[Dataset items]
==*==

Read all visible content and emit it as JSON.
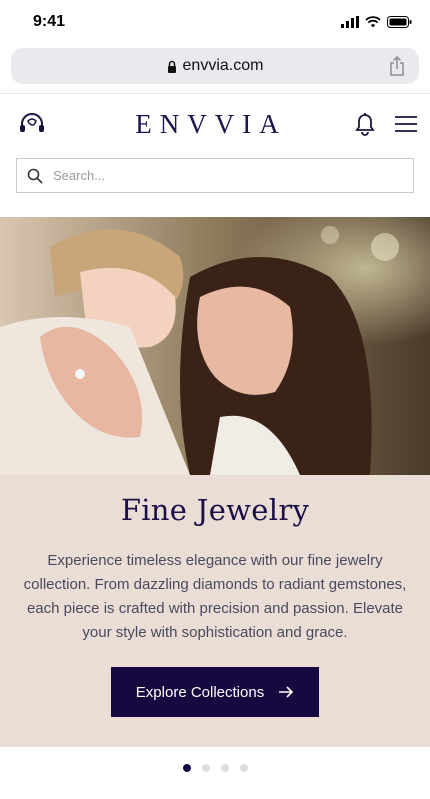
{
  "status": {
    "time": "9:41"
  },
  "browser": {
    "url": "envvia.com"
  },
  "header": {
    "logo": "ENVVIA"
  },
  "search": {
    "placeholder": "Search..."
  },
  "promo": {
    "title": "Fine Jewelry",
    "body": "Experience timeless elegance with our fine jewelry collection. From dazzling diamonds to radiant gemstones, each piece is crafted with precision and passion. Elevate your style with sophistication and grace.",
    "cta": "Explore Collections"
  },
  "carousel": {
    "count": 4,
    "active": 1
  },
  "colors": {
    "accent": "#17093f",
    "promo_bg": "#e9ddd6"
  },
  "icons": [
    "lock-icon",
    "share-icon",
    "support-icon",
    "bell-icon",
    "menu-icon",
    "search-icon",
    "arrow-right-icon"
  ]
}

==*==

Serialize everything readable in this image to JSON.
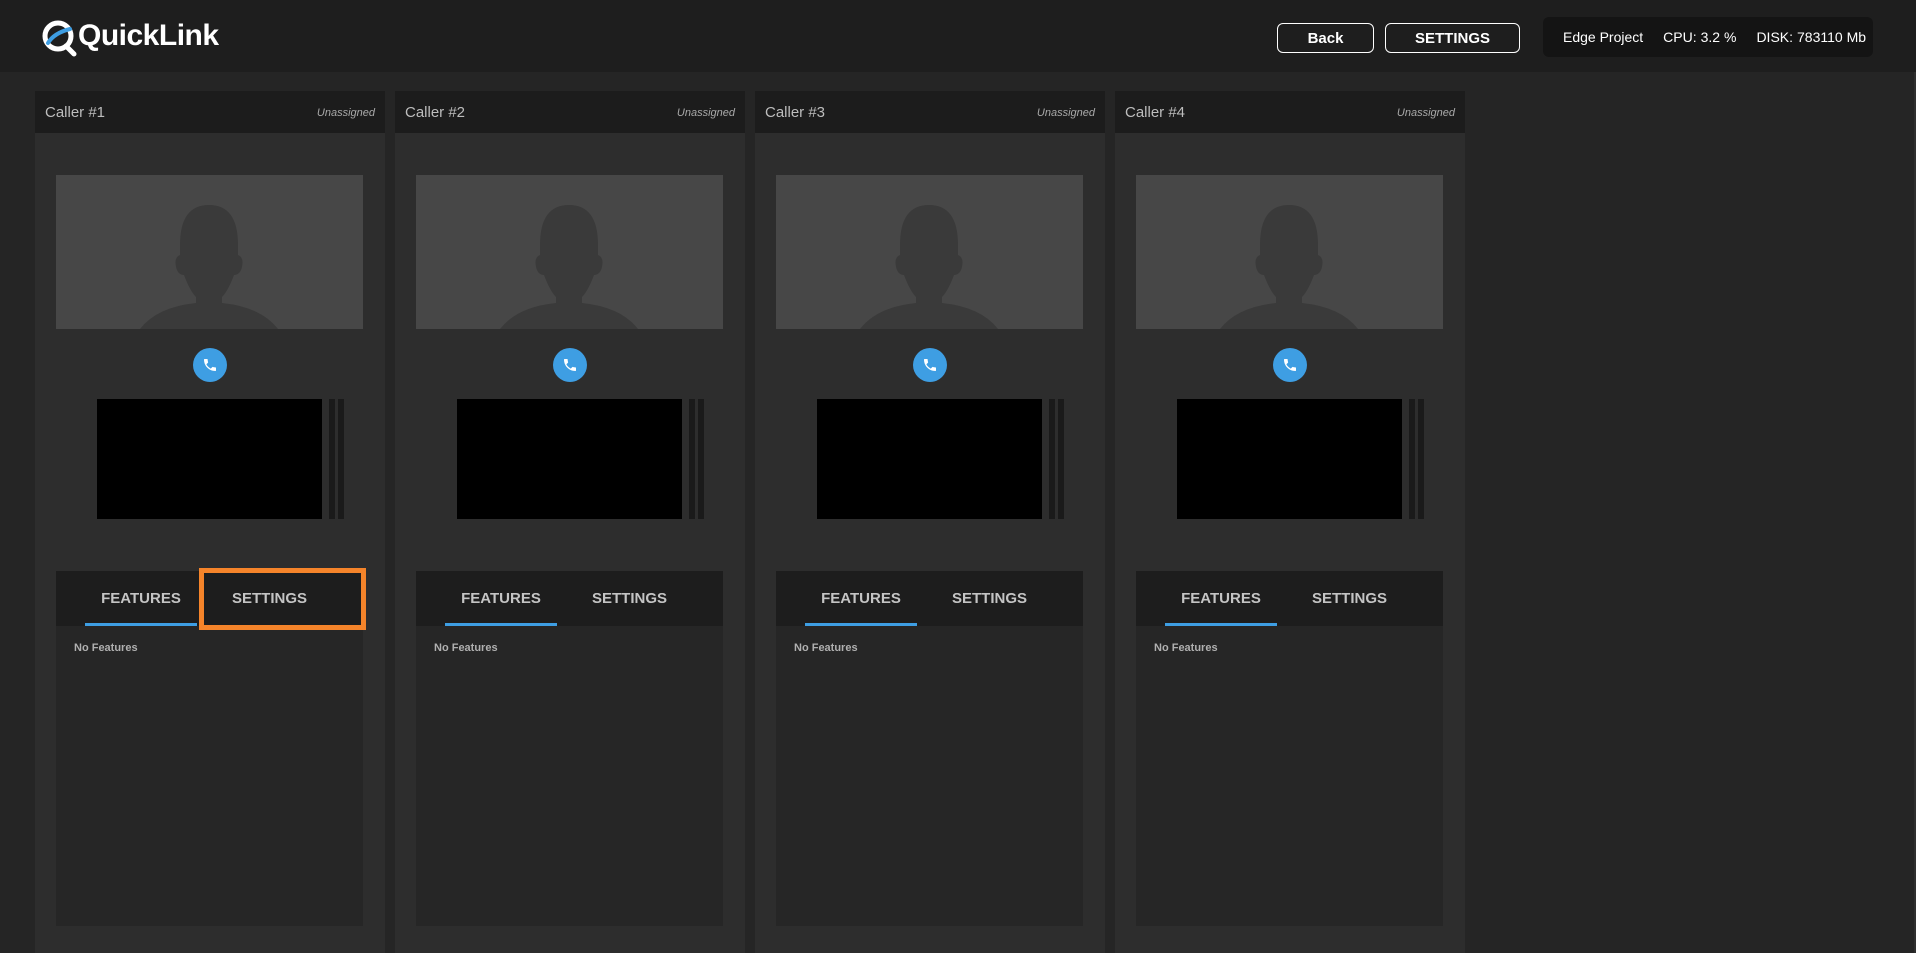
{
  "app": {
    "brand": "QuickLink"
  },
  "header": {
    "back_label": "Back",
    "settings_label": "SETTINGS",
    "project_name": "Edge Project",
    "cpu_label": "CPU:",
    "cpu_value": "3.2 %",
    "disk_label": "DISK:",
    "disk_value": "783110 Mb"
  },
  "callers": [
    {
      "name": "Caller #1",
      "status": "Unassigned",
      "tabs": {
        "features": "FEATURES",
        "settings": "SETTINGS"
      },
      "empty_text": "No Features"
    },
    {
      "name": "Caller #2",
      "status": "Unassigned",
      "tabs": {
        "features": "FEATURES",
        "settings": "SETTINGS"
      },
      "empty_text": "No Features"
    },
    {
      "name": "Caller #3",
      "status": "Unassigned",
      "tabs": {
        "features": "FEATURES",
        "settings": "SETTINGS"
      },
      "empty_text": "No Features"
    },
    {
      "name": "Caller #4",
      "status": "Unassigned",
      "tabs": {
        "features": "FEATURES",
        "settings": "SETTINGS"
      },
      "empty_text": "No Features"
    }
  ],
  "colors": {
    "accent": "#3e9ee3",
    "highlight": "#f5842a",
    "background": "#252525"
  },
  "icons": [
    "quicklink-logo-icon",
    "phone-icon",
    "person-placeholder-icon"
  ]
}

==*==

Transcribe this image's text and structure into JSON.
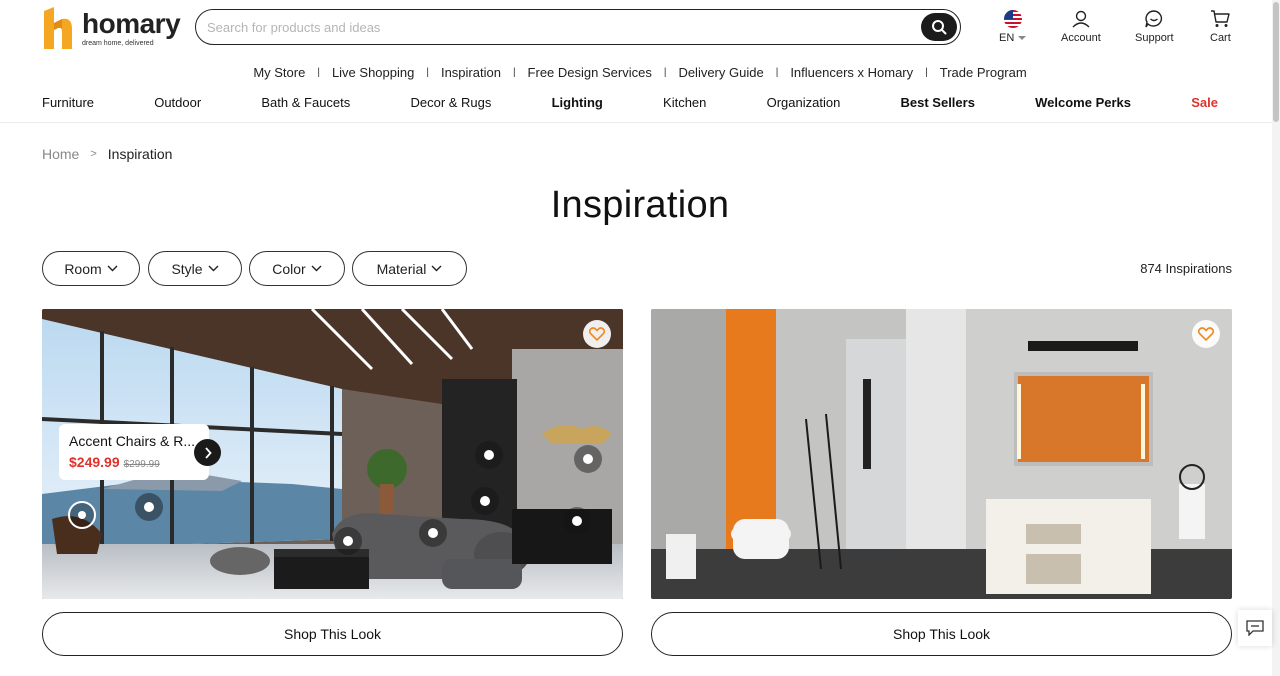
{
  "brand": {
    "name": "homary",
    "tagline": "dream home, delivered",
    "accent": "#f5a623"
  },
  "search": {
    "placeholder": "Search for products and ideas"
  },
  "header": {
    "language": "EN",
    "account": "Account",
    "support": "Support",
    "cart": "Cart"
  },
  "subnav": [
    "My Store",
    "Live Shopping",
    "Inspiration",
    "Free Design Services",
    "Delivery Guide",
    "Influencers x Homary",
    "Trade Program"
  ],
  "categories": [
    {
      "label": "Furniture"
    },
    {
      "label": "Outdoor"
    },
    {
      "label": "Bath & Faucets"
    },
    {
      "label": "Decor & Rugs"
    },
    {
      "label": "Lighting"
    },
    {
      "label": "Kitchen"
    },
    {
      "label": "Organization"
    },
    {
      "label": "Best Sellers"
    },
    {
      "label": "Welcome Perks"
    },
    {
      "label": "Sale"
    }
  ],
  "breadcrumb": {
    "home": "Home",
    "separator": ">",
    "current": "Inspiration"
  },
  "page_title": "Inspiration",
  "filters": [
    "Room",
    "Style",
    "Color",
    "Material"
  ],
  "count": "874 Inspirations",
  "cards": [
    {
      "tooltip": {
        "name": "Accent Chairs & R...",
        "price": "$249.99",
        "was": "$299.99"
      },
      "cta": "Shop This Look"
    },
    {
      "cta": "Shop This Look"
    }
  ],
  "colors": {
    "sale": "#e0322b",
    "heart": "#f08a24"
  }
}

==*==

Pick out all lines from the data above in which the word "home" appears.

    "tagline": "dream home, delivered",
    "home": "Home",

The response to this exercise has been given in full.